- _What to do_:
Locate the word "алгебры" in the data below, then copy every line that holds it.

=-=-=

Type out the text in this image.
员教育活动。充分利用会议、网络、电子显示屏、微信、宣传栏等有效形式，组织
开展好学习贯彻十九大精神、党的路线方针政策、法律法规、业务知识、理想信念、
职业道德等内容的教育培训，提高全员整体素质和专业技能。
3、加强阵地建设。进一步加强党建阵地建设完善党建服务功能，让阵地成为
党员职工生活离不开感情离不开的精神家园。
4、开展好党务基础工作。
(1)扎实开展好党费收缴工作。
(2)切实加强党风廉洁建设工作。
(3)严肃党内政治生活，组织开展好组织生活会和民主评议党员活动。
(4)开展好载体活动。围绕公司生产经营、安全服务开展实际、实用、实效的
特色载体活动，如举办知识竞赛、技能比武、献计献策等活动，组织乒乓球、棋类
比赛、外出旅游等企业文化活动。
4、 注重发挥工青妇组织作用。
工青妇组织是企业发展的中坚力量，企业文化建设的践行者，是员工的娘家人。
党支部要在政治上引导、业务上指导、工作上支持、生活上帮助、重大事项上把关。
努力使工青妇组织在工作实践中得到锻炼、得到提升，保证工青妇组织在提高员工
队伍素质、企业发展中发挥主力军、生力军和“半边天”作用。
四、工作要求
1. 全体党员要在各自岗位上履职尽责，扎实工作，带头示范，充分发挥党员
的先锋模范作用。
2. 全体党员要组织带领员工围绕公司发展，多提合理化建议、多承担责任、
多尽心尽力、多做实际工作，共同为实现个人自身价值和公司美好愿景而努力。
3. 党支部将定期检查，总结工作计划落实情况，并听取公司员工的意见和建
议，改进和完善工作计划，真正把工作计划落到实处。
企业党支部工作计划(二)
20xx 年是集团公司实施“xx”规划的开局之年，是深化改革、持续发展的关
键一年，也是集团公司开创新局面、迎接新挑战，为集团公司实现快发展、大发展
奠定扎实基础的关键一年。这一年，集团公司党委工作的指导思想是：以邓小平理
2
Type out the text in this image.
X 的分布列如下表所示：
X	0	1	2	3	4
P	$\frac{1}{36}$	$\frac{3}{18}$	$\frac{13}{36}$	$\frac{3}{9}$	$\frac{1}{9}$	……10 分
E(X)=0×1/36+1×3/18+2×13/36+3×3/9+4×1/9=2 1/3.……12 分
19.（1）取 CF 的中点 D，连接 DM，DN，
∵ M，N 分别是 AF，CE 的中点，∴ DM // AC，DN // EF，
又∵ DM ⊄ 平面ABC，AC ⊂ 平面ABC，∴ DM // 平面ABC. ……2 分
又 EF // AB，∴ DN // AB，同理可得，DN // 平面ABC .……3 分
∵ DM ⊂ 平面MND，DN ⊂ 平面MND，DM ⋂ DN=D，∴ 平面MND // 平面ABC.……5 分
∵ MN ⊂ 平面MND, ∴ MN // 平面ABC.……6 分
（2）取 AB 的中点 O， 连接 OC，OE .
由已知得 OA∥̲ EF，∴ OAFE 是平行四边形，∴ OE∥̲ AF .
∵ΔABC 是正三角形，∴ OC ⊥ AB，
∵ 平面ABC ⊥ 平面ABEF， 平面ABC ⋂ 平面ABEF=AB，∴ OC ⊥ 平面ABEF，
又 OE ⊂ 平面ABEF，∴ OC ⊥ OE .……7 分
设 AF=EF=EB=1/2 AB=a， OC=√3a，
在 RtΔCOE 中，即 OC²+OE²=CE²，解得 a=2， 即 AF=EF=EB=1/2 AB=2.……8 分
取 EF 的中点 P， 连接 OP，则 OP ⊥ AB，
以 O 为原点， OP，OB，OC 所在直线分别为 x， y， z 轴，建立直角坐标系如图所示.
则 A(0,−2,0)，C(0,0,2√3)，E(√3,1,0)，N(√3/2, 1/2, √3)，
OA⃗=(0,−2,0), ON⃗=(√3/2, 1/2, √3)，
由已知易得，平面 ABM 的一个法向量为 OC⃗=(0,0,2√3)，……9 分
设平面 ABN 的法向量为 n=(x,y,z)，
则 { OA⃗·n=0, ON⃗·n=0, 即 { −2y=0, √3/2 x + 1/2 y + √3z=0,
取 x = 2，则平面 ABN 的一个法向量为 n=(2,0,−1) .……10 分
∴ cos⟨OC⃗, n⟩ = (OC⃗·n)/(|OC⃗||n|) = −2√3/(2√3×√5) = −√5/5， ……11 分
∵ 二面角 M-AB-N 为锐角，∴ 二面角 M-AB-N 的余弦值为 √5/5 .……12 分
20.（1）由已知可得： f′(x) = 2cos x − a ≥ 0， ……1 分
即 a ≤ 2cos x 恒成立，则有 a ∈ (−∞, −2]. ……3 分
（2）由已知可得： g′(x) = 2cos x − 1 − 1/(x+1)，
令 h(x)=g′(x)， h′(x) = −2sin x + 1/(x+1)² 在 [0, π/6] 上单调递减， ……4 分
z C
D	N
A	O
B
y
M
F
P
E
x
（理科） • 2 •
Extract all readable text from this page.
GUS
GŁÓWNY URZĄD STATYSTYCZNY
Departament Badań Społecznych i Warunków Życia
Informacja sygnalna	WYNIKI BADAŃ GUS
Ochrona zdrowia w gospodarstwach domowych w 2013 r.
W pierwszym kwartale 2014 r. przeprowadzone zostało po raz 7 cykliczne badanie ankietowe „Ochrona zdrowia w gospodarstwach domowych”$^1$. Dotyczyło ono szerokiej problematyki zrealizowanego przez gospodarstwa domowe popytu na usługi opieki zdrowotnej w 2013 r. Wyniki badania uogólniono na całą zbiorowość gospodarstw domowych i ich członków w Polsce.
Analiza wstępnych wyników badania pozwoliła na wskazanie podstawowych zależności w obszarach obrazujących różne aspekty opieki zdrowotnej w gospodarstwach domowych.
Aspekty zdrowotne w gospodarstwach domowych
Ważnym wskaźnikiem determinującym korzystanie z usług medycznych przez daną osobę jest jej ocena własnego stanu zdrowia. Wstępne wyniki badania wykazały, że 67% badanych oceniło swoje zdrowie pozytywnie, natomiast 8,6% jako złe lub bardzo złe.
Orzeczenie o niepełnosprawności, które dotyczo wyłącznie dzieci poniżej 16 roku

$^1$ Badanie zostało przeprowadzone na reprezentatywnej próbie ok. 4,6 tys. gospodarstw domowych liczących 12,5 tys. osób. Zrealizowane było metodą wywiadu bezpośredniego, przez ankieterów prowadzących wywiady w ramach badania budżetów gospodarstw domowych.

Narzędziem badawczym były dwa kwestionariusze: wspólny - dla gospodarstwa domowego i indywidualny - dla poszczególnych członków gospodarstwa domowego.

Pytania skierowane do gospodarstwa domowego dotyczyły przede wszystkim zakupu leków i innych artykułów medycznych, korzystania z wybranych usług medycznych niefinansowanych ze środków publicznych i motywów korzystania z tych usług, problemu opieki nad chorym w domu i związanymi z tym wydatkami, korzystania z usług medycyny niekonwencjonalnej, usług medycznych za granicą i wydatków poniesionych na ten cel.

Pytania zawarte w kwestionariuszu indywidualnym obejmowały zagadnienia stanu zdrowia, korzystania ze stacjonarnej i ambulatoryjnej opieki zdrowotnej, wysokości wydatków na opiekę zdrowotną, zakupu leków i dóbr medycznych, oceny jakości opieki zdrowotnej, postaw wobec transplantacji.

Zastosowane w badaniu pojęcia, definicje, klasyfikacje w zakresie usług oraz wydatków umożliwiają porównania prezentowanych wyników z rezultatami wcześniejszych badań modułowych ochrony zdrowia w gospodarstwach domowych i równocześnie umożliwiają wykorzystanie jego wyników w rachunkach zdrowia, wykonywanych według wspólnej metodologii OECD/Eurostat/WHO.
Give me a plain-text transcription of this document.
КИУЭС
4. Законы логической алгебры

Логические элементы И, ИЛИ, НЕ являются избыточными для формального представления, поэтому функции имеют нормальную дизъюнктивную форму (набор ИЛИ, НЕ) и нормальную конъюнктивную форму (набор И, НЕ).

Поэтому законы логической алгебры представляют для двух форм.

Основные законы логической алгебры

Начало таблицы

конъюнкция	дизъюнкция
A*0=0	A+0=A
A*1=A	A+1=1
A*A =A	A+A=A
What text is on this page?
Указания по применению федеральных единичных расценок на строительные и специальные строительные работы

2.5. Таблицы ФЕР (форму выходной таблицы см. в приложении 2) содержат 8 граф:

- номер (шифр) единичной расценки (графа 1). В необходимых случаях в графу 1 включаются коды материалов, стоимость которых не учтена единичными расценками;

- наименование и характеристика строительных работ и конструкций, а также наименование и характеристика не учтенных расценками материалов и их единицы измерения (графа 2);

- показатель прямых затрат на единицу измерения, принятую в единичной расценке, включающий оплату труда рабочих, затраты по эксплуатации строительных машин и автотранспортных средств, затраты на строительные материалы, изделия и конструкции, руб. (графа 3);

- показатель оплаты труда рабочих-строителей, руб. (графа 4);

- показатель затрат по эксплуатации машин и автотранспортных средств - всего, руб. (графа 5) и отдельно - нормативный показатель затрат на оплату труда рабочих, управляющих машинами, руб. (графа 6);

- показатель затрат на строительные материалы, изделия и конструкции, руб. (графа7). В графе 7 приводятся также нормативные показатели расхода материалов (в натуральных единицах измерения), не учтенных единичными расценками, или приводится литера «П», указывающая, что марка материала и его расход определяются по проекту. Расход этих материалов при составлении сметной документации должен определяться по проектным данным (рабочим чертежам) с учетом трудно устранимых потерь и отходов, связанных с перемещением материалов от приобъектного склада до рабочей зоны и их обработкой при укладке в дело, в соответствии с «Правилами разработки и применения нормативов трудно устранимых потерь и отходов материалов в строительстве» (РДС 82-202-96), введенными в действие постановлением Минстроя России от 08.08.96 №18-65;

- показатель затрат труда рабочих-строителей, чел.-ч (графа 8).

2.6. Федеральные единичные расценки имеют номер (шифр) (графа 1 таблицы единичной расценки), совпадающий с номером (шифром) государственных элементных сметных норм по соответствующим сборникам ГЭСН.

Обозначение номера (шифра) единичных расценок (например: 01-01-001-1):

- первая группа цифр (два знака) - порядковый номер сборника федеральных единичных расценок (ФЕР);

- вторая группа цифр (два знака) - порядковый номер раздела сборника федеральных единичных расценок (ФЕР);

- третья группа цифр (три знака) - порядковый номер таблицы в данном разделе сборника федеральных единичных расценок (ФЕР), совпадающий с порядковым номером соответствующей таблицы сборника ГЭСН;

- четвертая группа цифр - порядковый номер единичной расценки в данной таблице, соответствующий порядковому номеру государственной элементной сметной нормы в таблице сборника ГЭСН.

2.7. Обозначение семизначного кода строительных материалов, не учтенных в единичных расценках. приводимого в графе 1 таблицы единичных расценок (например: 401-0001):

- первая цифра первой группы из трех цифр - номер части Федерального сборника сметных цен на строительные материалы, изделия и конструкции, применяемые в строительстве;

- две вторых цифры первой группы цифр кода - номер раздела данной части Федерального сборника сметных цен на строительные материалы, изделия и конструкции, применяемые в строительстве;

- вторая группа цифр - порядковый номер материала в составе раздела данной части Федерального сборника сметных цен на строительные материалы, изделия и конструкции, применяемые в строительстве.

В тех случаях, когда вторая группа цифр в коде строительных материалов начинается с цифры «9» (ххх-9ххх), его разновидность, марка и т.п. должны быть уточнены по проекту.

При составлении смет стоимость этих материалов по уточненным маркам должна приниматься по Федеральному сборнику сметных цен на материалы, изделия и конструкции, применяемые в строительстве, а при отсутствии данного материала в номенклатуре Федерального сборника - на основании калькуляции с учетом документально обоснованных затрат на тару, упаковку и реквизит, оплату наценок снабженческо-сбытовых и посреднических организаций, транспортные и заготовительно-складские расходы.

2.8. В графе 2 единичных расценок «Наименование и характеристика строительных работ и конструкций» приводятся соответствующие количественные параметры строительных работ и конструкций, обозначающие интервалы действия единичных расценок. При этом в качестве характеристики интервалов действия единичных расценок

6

=-=-=

- _Response to the exercise_:
4. Законы логической алгебры
Поэтому законы логической алгебры представляют для двух форм.
Основные законы логической алгебры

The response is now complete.